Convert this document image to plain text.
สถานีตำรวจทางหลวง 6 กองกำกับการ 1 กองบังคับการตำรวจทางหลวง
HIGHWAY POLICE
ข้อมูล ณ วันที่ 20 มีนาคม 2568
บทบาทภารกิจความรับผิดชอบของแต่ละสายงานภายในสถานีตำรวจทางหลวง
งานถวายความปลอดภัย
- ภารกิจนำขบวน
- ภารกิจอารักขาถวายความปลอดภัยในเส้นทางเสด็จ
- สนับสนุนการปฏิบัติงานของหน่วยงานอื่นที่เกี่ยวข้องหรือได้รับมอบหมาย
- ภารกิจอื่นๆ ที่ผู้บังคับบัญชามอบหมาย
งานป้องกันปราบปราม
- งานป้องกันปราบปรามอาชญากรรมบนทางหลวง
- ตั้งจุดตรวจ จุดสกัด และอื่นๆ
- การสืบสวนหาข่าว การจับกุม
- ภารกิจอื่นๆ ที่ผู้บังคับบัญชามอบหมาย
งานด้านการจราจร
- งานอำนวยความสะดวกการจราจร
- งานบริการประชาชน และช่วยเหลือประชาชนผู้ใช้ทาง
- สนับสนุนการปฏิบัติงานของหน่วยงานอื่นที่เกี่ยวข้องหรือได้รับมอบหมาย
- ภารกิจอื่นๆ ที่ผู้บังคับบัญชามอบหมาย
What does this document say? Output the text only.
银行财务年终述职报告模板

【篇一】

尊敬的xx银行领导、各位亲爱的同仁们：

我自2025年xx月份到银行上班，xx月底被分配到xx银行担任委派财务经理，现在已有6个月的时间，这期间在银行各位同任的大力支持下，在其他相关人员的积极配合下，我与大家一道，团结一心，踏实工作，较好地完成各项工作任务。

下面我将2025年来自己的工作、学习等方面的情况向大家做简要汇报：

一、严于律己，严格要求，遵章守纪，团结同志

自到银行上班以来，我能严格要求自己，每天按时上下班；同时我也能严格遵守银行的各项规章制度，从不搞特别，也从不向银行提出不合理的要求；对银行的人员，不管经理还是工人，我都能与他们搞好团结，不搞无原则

→ **TASK DIRECTIONS**
Extract all lines that hold the word "this".

→ **ANSWER TO THE TASK**
Convert this document image to plain text.
What does this document say? Output the text only.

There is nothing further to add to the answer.